### Your instructions
Gather all lines from the material that contain the word "title".

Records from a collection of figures
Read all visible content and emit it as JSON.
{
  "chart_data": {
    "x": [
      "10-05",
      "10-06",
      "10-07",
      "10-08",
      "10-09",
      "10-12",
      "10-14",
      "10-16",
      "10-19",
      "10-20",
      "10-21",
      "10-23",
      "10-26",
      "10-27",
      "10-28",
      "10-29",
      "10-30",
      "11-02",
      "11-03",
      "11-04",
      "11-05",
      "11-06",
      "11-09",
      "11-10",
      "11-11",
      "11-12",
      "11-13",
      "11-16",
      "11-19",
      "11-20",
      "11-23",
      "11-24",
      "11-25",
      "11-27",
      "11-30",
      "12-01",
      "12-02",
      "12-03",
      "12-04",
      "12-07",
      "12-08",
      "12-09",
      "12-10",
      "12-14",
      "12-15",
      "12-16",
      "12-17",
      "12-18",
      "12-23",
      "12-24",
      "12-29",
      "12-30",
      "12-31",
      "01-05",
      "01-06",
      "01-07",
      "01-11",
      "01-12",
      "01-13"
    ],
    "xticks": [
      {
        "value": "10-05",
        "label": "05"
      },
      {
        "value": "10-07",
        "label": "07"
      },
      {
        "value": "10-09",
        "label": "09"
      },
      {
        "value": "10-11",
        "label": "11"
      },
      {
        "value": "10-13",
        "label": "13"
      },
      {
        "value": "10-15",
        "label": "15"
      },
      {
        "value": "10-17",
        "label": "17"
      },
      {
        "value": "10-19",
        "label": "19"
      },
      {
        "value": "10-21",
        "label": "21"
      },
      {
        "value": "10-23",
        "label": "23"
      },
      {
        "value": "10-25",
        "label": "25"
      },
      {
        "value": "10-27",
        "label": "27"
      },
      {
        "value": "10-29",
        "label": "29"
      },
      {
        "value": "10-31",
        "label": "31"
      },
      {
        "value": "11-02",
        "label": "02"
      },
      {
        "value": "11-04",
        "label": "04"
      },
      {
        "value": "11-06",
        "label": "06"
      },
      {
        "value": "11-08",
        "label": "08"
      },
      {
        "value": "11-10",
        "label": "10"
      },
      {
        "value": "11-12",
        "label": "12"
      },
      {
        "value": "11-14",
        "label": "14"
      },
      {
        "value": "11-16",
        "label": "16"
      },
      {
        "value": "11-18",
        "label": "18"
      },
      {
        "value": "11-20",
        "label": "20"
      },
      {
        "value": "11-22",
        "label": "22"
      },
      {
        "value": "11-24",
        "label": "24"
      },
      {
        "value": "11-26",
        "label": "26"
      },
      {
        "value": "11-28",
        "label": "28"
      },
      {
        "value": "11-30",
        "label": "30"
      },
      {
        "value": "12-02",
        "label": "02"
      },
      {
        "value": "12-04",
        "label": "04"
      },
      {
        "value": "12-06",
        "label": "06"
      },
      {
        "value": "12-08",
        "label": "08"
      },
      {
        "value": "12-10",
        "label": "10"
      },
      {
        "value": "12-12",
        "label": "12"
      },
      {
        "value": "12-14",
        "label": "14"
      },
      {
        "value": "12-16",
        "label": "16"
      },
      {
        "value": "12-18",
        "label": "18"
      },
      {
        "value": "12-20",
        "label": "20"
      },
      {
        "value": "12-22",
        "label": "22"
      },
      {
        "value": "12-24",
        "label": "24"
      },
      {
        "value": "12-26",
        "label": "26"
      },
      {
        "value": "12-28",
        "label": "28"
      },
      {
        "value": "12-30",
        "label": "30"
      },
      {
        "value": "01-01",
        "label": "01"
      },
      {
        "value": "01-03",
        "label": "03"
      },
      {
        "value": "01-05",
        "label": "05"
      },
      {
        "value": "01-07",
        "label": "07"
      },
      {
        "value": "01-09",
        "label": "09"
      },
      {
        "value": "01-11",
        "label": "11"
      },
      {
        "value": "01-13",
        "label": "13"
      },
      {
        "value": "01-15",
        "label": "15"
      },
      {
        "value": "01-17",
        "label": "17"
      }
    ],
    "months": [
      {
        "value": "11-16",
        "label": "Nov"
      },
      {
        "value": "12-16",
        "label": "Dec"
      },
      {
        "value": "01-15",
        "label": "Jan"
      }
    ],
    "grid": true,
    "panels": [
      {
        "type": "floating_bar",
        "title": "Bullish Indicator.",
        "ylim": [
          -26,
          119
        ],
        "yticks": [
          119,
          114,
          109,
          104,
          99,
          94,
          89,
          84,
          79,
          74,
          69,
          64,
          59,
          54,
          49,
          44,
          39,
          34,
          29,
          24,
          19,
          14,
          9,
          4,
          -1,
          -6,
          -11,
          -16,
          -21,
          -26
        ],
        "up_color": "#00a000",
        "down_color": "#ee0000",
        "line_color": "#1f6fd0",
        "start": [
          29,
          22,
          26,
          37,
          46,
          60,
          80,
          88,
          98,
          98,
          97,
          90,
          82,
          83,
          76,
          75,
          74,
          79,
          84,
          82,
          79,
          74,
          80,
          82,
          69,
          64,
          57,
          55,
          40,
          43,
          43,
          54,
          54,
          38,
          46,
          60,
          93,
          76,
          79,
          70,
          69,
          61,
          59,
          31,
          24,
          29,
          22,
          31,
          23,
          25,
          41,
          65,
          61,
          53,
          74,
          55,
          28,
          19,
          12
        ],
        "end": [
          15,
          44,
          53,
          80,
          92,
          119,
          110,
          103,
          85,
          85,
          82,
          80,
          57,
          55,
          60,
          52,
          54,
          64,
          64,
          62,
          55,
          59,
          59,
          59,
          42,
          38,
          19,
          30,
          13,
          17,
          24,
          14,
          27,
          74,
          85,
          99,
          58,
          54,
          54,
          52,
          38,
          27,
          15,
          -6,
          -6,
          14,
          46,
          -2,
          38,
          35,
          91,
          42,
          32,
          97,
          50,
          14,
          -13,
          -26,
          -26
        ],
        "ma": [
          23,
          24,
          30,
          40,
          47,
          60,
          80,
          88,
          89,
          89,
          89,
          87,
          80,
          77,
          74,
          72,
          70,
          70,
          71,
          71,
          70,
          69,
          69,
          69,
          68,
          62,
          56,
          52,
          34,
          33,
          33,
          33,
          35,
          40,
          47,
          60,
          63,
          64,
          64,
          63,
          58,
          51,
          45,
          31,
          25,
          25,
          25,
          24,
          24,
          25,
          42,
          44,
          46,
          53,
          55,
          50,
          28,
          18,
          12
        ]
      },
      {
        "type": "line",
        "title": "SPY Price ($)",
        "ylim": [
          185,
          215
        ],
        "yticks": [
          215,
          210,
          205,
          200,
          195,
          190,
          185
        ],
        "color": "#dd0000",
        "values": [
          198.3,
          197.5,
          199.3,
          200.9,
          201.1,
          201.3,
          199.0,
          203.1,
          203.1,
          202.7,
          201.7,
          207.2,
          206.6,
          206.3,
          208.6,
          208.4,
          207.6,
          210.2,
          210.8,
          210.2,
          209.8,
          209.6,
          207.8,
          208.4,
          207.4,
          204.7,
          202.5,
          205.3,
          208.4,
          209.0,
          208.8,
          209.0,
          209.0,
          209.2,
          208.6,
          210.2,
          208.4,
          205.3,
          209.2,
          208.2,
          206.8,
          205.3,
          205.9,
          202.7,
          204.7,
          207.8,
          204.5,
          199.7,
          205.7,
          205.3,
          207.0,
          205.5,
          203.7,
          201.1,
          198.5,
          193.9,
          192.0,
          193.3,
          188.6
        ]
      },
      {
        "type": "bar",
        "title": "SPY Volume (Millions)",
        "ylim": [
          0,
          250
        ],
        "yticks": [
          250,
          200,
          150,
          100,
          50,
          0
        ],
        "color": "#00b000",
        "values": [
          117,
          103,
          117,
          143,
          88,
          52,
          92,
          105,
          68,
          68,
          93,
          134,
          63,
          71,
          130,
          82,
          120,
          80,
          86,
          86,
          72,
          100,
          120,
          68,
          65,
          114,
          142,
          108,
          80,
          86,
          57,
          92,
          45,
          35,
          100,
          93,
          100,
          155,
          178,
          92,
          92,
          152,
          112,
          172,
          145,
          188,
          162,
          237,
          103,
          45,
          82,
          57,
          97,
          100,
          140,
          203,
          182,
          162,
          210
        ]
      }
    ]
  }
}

### Worked solution
        "title": "Bullish Indicator.",
        "title": "SPY Price ($)",
        "title": "SPY Volume (Millions)",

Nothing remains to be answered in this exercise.